### [Problem description]
Check every line of the entries that follow, and copy the ones containing "look".

### [Entries shown]
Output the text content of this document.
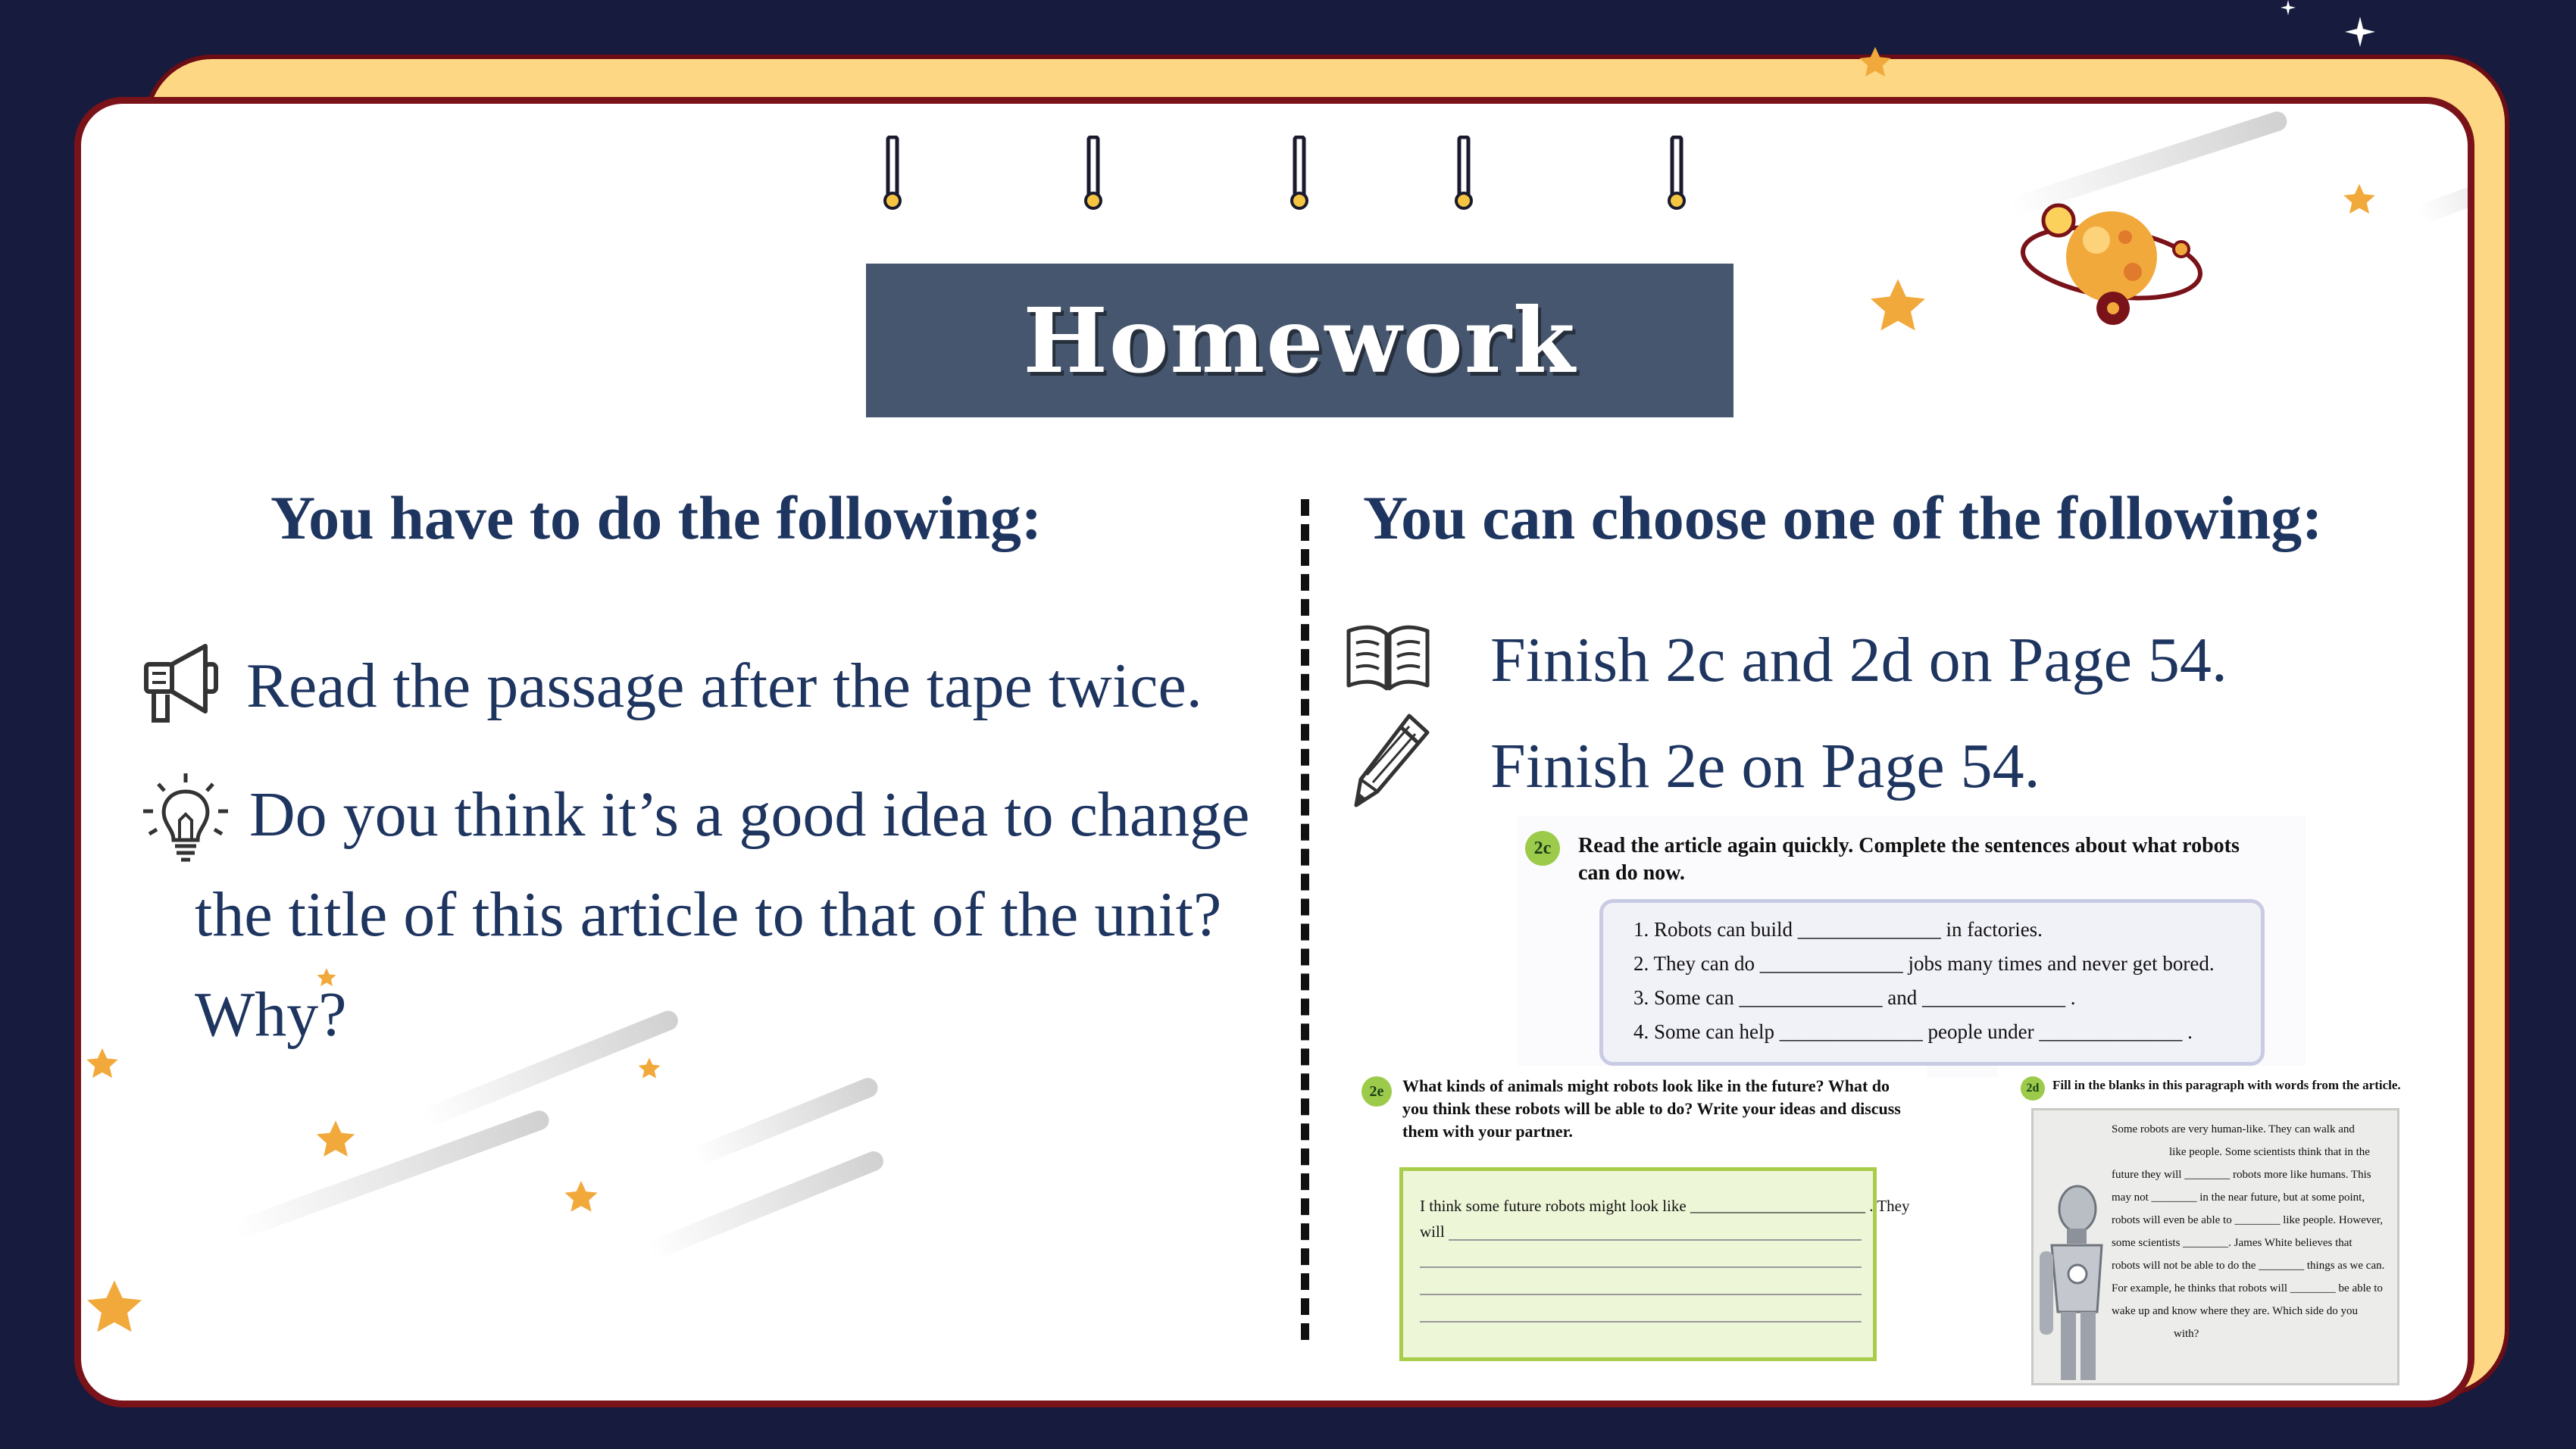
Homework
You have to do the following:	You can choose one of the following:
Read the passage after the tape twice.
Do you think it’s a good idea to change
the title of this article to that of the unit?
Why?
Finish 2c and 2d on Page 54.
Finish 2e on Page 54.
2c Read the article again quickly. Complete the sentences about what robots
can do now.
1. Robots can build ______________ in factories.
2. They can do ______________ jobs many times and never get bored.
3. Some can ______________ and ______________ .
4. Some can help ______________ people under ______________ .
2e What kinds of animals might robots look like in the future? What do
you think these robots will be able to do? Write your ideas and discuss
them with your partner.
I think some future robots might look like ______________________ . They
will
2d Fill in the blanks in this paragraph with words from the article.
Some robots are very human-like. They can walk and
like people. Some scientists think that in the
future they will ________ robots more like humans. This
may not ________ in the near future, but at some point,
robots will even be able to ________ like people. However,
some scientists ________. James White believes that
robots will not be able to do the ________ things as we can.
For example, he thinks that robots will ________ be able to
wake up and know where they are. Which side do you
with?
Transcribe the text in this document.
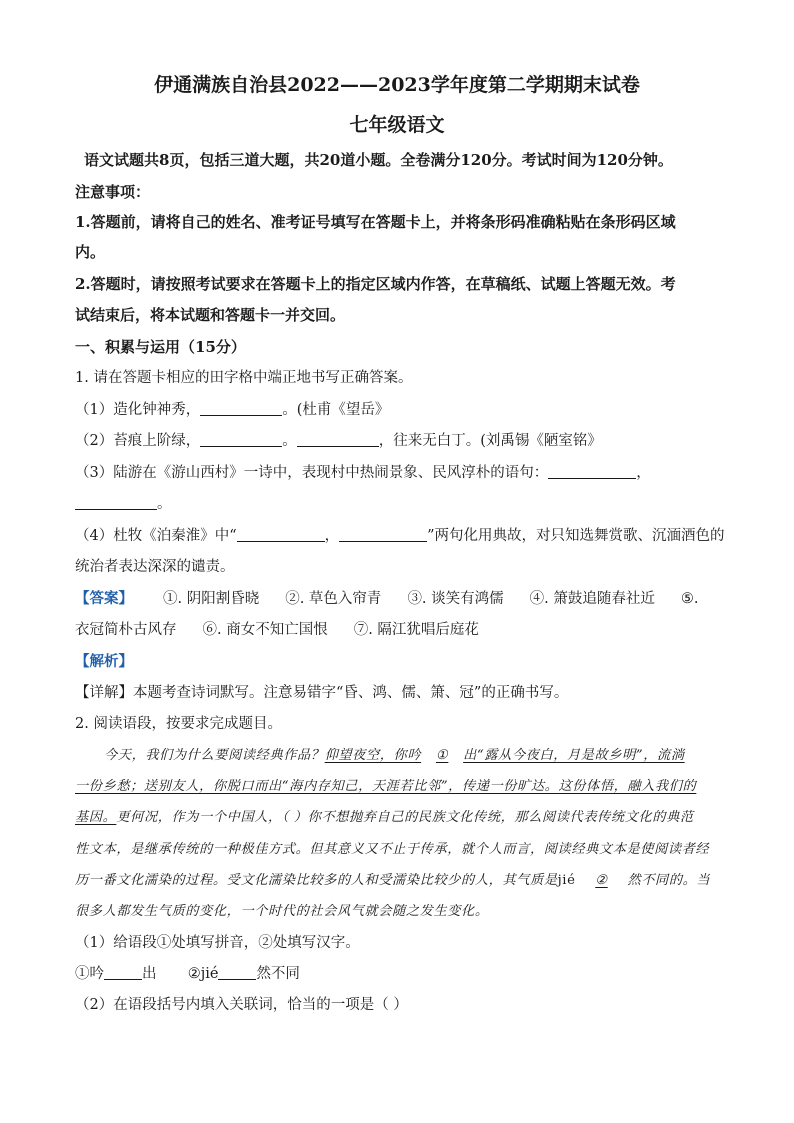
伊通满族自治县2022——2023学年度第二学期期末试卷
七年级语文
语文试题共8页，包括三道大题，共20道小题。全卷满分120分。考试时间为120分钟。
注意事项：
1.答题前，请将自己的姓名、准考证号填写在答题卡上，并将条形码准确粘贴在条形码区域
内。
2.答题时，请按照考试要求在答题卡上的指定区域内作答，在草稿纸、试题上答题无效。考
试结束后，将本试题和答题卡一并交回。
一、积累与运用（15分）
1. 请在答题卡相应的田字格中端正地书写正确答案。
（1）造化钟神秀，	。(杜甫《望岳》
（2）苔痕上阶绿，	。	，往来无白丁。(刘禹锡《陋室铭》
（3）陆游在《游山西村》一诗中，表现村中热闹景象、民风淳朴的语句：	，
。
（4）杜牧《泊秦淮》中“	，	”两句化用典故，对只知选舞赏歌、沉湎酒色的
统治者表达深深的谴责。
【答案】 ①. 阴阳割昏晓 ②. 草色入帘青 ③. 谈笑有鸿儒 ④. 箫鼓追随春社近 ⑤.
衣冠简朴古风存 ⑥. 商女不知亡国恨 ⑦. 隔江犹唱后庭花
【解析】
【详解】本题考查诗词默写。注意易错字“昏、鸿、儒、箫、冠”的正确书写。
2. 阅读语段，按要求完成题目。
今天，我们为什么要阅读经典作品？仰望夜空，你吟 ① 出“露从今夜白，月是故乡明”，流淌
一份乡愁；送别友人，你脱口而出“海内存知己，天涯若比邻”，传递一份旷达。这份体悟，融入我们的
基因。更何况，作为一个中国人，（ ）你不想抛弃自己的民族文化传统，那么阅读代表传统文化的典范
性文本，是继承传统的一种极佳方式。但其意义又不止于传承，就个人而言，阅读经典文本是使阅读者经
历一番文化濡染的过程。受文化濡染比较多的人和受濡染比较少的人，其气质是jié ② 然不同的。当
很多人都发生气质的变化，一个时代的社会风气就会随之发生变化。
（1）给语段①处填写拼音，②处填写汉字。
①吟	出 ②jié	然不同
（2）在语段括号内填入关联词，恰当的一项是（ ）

### [Response]
2e What kinds of animals might robots look like in the future? What do
I think some future robots might look like ______________________ . They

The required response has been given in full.